Repeat the full listing below verbatim and keep the images out.

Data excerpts
——

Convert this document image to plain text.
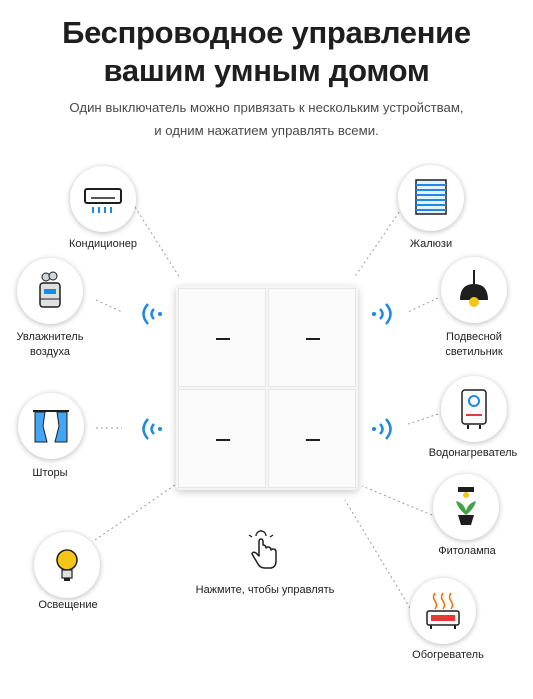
Беспроводное управление
вашим умным домом
Один выключатель можно привязать к нескольким устройствам,
и одним нажатием управлять всеми.
Кондиционер
Увлажнитель
воздуха
Шторы
Освещение
Жалюзи
Подвесной
светильник
Водонагреватель
Фитолампа
Обогреватель
Нажмите, чтобы управлять
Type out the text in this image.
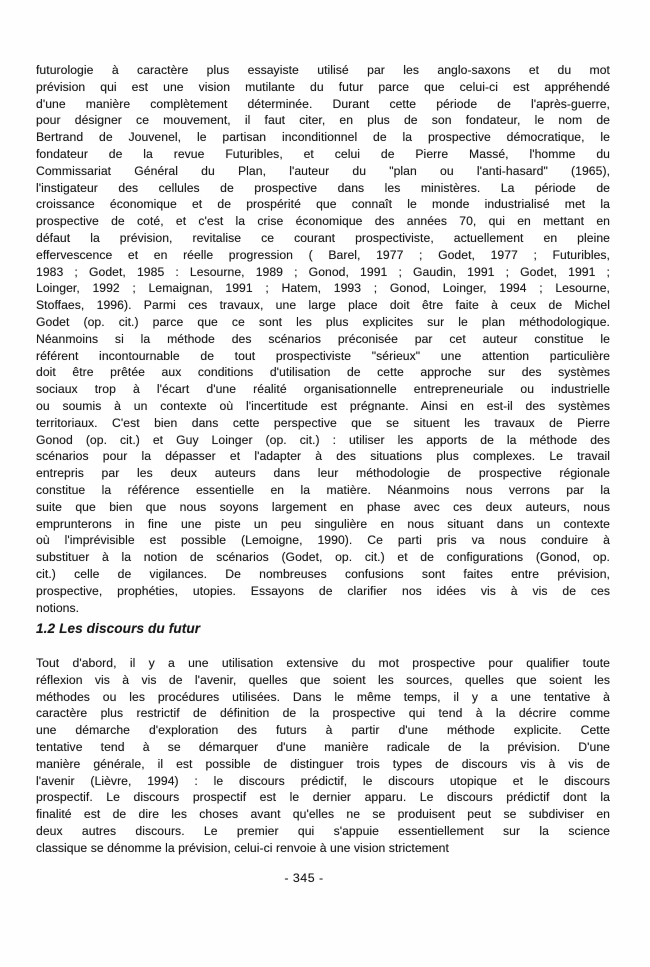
futurologie à caractère plus essayiste utilisé par les anglo-saxons et du mot
prévision qui est une vision mutilante du futur parce que celui-ci est appréhendé
d'une manière complètement déterminée. Durant cette période de l'après-guerre,
pour désigner ce mouvement, il faut citer, en plus de son fondateur, le nom de
Bertrand de Jouvenel, le partisan inconditionnel de la prospective démocratique, le
fondateur de la revue Futuribles, et celui de Pierre Massé, l'homme du
Commissariat Général du Plan, l'auteur du "plan ou l'anti-hasard" (1965),
l'instigateur des cellules de prospective dans les ministères. La période de
croissance économique et de prospérité que connaît le monde industrialisé met la
prospective de coté, et c'est la crise économique des années 70, qui en mettant en
défaut la prévision, revitalise ce courant prospectiviste, actuellement en pleine
effervescence et en réelle progression ( Barel, 1977 ; Godet, 1977 ; Futuribles,
1983 ; Godet, 1985 : Lesourne, 1989 ; Gonod, 1991 ; Gaudin, 1991 ; Godet, 1991 ;
Loinger, 1992 ; Lemaignan, 1991 ; Hatem, 1993 ; Gonod, Loinger, 1994 ; Lesourne,
Stoffaes, 1996). Parmi ces travaux, une large place doit être faite à ceux de Michel
Godet (op. cit.) parce que ce sont les plus explicites sur le plan méthodologique.
Néanmoins si la méthode des scénarios préconisée par cet auteur constitue le
référent incontournable de tout prospectiviste "sérieux" une attention particulière
doit être prêtée aux conditions d'utilisation de cette approche sur des systèmes
sociaux trop à l'écart d'une réalité organisationnelle entrepreneuriale ou industrielle
ou soumis à un contexte où l'incertitude est prégnante. Ainsi en est-il des systèmes
territoriaux. C'est bien dans cette perspective que se situent les travaux de Pierre
Gonod (op. cit.) et Guy Loinger (op. cit.) : utiliser les apports de la méthode des
scénarios pour la dépasser et l'adapter à des situations plus complexes. Le travail
entrepris par les deux auteurs dans leur méthodologie de prospective régionale
constitue la référence essentielle en la matière. Néanmoins nous verrons par la
suite que bien que nous soyons largement en phase avec ces deux auteurs, nous
emprunterons in fine une piste un peu singulière en nous situant dans un contexte
où l'imprévisible est possible (Lemoigne, 1990). Ce parti pris va nous conduire à
substituer à la notion de scénarios (Godet, op. cit.) et de configurations (Gonod, op.
cit.) celle de vigilances. De nombreuses confusions sont faites entre prévision,
prospective, prophéties, utopies. Essayons de clarifier nos idées vis à vis de ces
notions.
1.2 Les discours du futur
Tout d'abord, il y a une utilisation extensive du mot prospective pour qualifier toute
réflexion vis à vis de l'avenir, quelles que soient les sources, quelles que soient les
méthodes ou les procédures utilisées. Dans le même temps, il y a une tentative à
caractère plus restrictif de définition de la prospective qui tend à la décrire comme
une démarche d'exploration des futurs à partir d'une méthode explicite. Cette
tentative tend à se démarquer d'une manière radicale de la prévision. D'une
manière générale, il est possible de distinguer trois types de discours vis à vis de
l'avenir (Lièvre, 1994) : le discours prédictif, le discours utopique et le discours
prospectif. Le discours prospectif est le dernier apparu. Le discours prédictif dont la
finalité est de dire les choses avant qu'elles ne se produisent peut se subdiviser en
deux autres discours. Le premier qui s'appuie essentiellement sur la science
classique se dénomme la prévision, celui-ci renvoie à une vision strictement
- 345 -
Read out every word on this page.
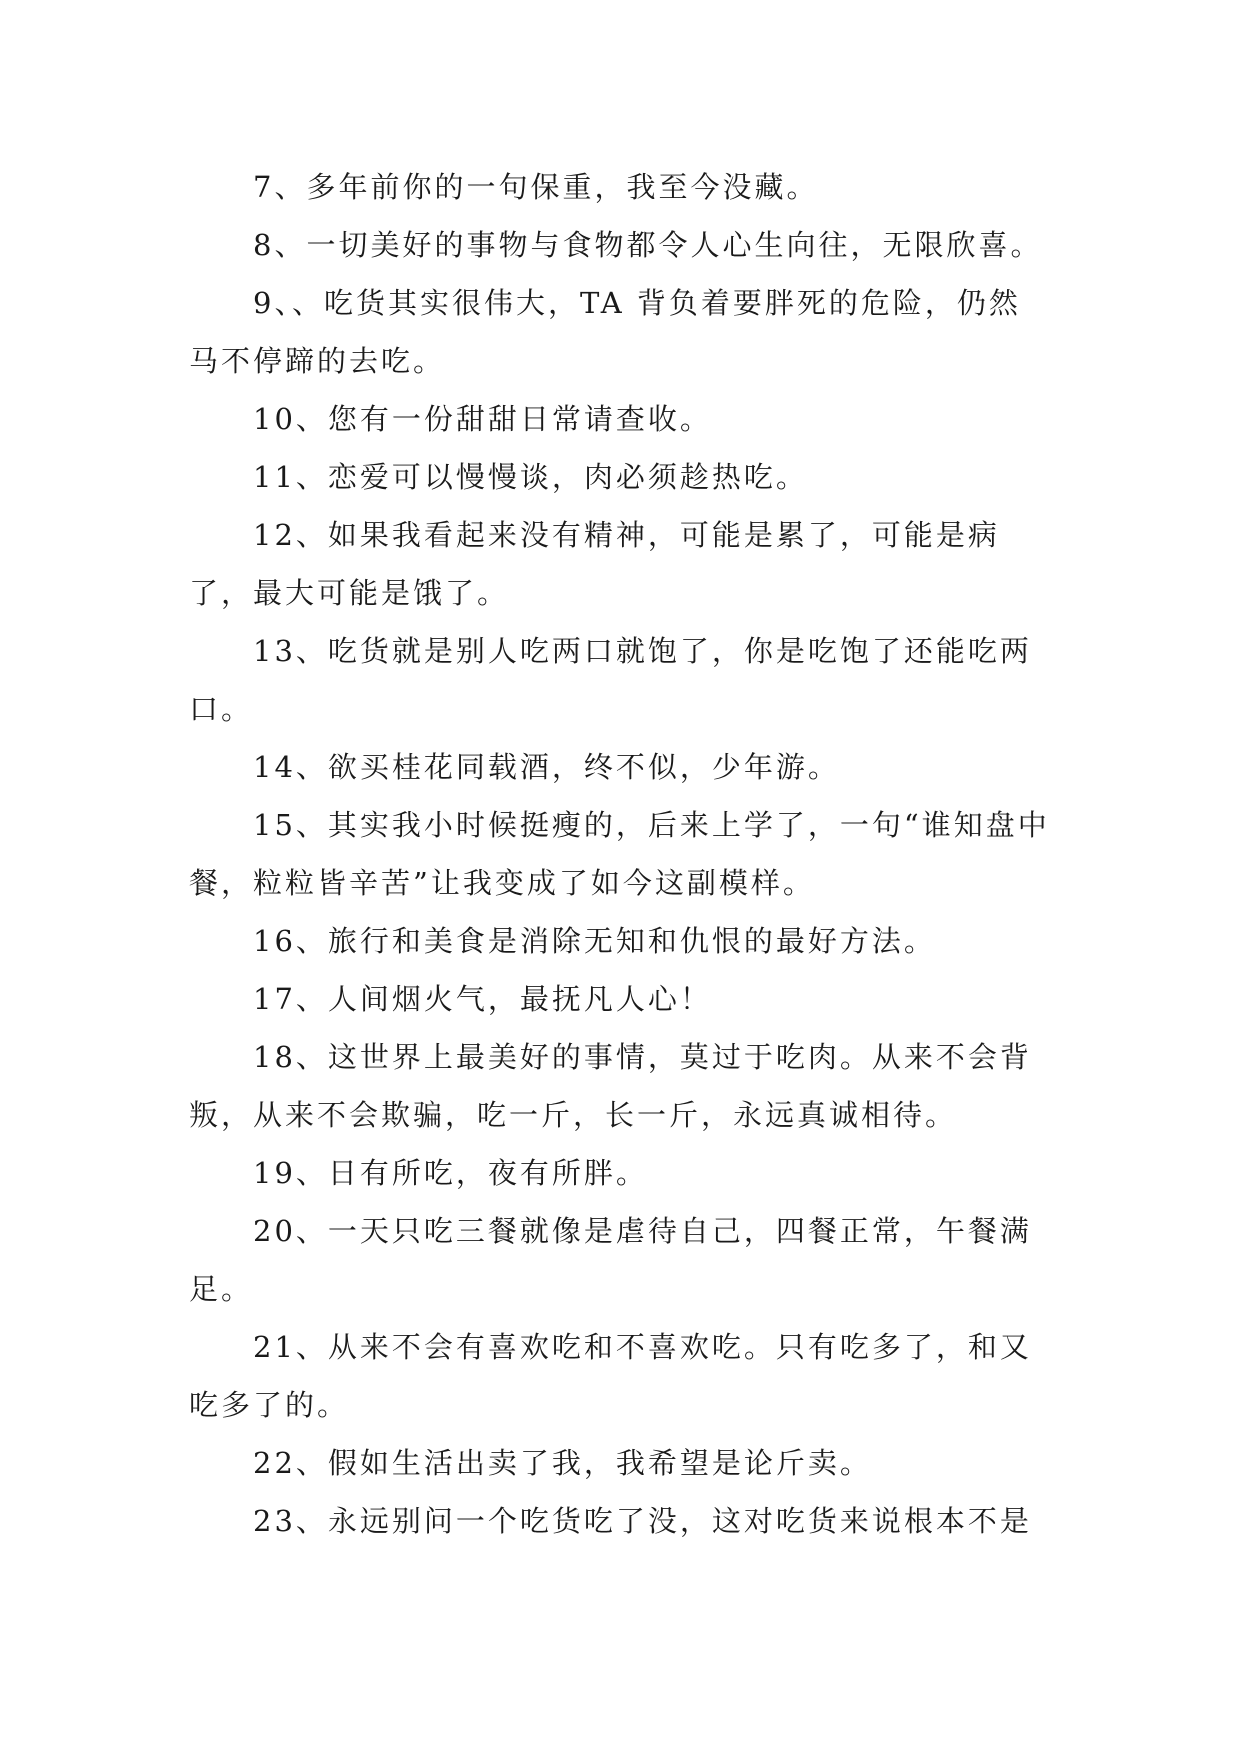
7、多年前你的一句保重，我至今没藏。

8、一切美好的事物与食物都令人心生向往，无限欣喜。

9、、吃货其实很伟大，TA 背负着要胖死的危险，仍然马不停蹄的去吃。

10、您有一份甜甜日常请查收。

11、恋爱可以慢慢谈，肉必须趁热吃。

12、如果我看起来没有精神，可能是累了，可能是病了，最大可能是饿了。

13、吃货就是别人吃两口就饱了，你是吃饱了还能吃两口。

14、欲买桂花同载酒，终不似，少年游。

15、其实我小时候挺瘦的，后来上学了，一句“谁知盘中餐，粒粒皆辛苦”让我变成了如今这副模样。

16、旅行和美食是消除无知和仇恨的最好方法。

17、人间烟火气，最抚凡人心！

18、这世界上最美好的事情，莫过于吃肉。从来不会背叛，从来不会欺骗，吃一斤，长一斤，永远真诚相待。

19、日有所吃，夜有所胖。

20、一天只吃三餐就像是虐待自己，四餐正常，午餐满足。

21、从来不会有喜欢吃和不喜欢吃。只有吃多了，和又吃多了的。

22、假如生活出卖了我，我希望是论斤卖。

23、永远别问一个吃货吃了没，这对吃货来说根本不是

——

Result for this exercise:
Convert this document image to plain text.
Беспроводное управление
вашим умным домом
Один выключатель можно привязать к нескольким устройствам,
и одним нажатием управлять всеми.
Кондиционер
Увлажнитель
воздуха
Шторы
Освещение
Жалюзи
Подвесной
светильник
Водонагреватель
Фитолампа
Обогреватель
Нажмите, чтобы управлять
Type out the text in this image.
futurologie à caractère plus essayiste utilisé par les anglo-saxons et du mot
prévision qui est une vision mutilante du futur parce que celui-ci est appréhendé
d'une manière complètement déterminée. Durant cette période de l'après-guerre,
pour désigner ce mouvement, il faut citer, en plus de son fondateur, le nom de
Bertrand de Jouvenel, le partisan inconditionnel de la prospective démocratique, le
fondateur de la revue Futuribles, et celui de Pierre Massé, l'homme du
Commissariat Général du Plan, l'auteur du "plan ou l'anti-hasard" (1965),
l'instigateur des cellules de prospective dans les ministères. La période de
croissance économique et de prospérité que connaît le monde industrialisé met la
prospective de coté, et c'est la crise économique des années 70, qui en mettant en
défaut la prévision, revitalise ce courant prospectiviste, actuellement en pleine
effervescence et en réelle progression ( Barel, 1977 ; Godet, 1977 ; Futuribles,
1983 ; Godet, 1985 : Lesourne, 1989 ; Gonod, 1991 ; Gaudin, 1991 ; Godet, 1991 ;
Loinger, 1992 ; Lemaignan, 1991 ; Hatem, 1993 ; Gonod, Loinger, 1994 ; Lesourne,
Stoffaes, 1996). Parmi ces travaux, une large place doit être faite à ceux de Michel
Godet (op. cit.) parce que ce sont les plus explicites sur le plan méthodologique.
Néanmoins si la méthode des scénarios préconisée par cet auteur constitue le
référent incontournable de tout prospectiviste "sérieux" une attention particulière
doit être prêtée aux conditions d'utilisation de cette approche sur des systèmes
sociaux trop à l'écart d'une réalité organisationnelle entrepreneuriale ou industrielle
ou soumis à un contexte où l'incertitude est prégnante. Ainsi en est-il des systèmes
territoriaux. C'est bien dans cette perspective que se situent les travaux de Pierre
Gonod (op. cit.) et Guy Loinger (op. cit.) : utiliser les apports de la méthode des
scénarios pour la dépasser et l'adapter à des situations plus complexes. Le travail
entrepris par les deux auteurs dans leur méthodologie de prospective régionale
constitue la référence essentielle en la matière. Néanmoins nous verrons par la
suite que bien que nous soyons largement en phase avec ces deux auteurs, nous
emprunterons in fine une piste un peu singulière en nous situant dans un contexte
où l'imprévisible est possible (Lemoigne, 1990). Ce parti pris va nous conduire à
substituer à la notion de scénarios (Godet, op. cit.) et de configurations (Gonod, op.
cit.) celle de vigilances. De nombreuses confusions sont faites entre prévision,
prospective, prophéties, utopies. Essayons de clarifier nos idées vis à vis de ces
notions.
1.2 Les discours du futur
Tout d'abord, il y a une utilisation extensive du mot prospective pour qualifier toute
réflexion vis à vis de l'avenir, quelles que soient les sources, quelles que soient les
méthodes ou les procédures utilisées. Dans le même temps, il y a une tentative à
caractère plus restrictif de définition de la prospective qui tend à la décrire comme
une démarche d'exploration des futurs à partir d'une méthode explicite. Cette
tentative tend à se démarquer d'une manière radicale de la prévision. D'une
manière générale, il est possible de distinguer trois types de discours vis à vis de
l'avenir (Lièvre, 1994) : le discours prédictif, le discours utopique et le discours
prospectif. Le discours prospectif est le dernier apparu. Le discours prédictif dont la
finalité est de dire les choses avant qu'elles ne se produisent peut se subdiviser en
deux autres discours. Le premier qui s'appuie essentiellement sur la science
classique se dénomme la prévision, celui-ci renvoie à une vision strictement
- 345 -
Read out every word on this page.
7、多年前你的一句保重，我至今没藏。

8、一切美好的事物与食物都令人心生向往，无限欣喜。

9、、吃货其实很伟大，TA 背负着要胖死的危险，仍然马不停蹄的去吃。

10、您有一份甜甜日常请查收。

11、恋爱可以慢慢谈，肉必须趁热吃。

12、如果我看起来没有精神，可能是累了，可能是病了，最大可能是饿了。

13、吃货就是别人吃两口就饱了，你是吃饱了还能吃两口。

14、欲买桂花同载酒，终不似，少年游。

15、其实我小时候挺瘦的，后来上学了，一句“谁知盘中餐，粒粒皆辛苦”让我变成了如今这副模样。

16、旅行和美食是消除无知和仇恨的最好方法。

17、人间烟火气，最抚凡人心！

18、这世界上最美好的事情，莫过于吃肉。从来不会背叛，从来不会欺骗，吃一斤，长一斤，永远真诚相待。

19、日有所吃，夜有所胖。

20、一天只吃三餐就像是虐待自己，四餐正常，午餐满足。

21、从来不会有喜欢吃和不喜欢吃。只有吃多了，和又吃多了的。

22、假如生活出卖了我，我希望是论斤卖。

23、永远别问一个吃货吃了没，这对吃货来说根本不是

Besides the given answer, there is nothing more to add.